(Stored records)
━━━

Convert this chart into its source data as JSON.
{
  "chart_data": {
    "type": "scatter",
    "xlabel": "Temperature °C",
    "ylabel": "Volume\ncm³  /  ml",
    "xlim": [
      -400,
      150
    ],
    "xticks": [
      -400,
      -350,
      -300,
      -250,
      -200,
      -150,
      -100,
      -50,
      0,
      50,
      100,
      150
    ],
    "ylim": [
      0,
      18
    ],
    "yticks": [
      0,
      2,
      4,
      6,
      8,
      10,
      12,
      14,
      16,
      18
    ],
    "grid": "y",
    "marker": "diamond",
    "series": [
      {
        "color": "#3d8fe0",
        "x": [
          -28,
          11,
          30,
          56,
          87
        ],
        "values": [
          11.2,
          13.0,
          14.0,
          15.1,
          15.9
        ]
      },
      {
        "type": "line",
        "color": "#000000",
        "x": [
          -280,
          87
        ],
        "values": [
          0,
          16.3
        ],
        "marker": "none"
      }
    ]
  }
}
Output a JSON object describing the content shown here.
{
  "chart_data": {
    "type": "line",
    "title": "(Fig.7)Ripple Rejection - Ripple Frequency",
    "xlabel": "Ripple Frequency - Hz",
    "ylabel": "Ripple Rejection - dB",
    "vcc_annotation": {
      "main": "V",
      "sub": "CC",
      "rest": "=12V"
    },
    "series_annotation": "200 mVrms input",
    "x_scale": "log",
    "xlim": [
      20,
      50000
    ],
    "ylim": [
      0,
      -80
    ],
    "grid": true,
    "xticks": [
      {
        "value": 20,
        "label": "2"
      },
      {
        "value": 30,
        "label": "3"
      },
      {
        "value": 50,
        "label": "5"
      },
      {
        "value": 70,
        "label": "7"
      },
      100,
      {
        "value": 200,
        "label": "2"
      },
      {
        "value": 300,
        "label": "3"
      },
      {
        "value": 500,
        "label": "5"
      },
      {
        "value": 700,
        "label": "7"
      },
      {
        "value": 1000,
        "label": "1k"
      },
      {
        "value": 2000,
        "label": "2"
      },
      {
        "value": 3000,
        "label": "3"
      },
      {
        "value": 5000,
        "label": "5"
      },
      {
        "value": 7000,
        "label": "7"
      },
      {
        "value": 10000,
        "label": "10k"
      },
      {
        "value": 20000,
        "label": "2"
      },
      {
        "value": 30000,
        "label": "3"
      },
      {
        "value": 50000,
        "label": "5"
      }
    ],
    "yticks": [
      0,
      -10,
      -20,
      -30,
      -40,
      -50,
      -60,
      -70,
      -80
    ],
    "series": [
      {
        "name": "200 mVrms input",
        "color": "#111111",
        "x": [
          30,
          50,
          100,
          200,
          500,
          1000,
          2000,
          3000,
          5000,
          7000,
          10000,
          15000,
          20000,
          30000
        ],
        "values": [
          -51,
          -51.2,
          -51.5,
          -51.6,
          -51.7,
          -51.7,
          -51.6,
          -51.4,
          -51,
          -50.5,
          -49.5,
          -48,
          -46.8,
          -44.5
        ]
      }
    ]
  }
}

━━━

* **WRITTEN EXERCISE**: Search the listing above for the string "ylabel". Copy every line that contains it.

* **SOLUTION FOR THIS TASK**:
    "ylabel": "Volume\ncm³  /  ml",
    "ylabel": "Ripple Rejection - dB",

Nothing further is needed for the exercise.